→ **Required task**
Wherever a line holds the word "conducting", copy that line out.
■ ■ ■ ■
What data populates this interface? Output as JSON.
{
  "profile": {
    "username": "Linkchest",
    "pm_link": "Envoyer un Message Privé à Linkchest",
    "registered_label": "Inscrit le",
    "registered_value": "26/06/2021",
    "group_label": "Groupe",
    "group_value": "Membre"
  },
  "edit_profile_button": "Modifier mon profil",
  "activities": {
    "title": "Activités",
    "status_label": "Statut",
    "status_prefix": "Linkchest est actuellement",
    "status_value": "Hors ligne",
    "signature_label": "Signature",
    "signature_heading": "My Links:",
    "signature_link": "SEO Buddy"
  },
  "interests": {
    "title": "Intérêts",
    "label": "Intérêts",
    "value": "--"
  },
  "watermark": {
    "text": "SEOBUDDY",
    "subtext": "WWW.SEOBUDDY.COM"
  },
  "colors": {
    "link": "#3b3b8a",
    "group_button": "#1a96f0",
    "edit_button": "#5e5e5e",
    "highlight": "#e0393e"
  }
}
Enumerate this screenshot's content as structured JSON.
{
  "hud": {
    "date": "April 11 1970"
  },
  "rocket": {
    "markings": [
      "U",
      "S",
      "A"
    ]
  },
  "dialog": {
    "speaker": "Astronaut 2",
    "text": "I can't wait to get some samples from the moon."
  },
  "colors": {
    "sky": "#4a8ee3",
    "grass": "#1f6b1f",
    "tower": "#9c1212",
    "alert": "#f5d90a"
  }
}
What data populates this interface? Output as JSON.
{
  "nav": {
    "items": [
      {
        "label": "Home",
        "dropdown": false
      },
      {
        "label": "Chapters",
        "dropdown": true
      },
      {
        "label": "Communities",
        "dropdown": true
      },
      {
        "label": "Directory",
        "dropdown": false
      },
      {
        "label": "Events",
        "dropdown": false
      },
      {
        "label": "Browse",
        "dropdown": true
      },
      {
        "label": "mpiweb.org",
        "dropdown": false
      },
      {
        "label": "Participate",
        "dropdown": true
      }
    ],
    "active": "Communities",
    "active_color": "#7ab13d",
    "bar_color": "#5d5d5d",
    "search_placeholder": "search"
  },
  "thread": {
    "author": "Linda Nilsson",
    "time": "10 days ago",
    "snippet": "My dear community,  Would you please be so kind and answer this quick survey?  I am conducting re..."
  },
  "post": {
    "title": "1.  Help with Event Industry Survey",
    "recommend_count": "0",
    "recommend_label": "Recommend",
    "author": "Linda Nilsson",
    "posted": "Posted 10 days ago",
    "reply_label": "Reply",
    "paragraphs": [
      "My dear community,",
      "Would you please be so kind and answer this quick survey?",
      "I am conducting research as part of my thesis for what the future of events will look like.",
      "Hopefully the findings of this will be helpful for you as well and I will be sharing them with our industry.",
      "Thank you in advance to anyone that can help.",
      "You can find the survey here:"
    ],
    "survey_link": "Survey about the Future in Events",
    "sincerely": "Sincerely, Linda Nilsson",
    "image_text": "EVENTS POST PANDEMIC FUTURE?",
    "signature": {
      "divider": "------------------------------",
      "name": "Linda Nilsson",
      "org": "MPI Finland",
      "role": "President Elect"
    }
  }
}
■ ■ ■ ■
→ **Reply**
    "snippet": "My dear community,  Would you please be so kind and answer this quick survey?  I am conducting re..."
      "I am conducting research as part of my thesis for what the future of events will look like.",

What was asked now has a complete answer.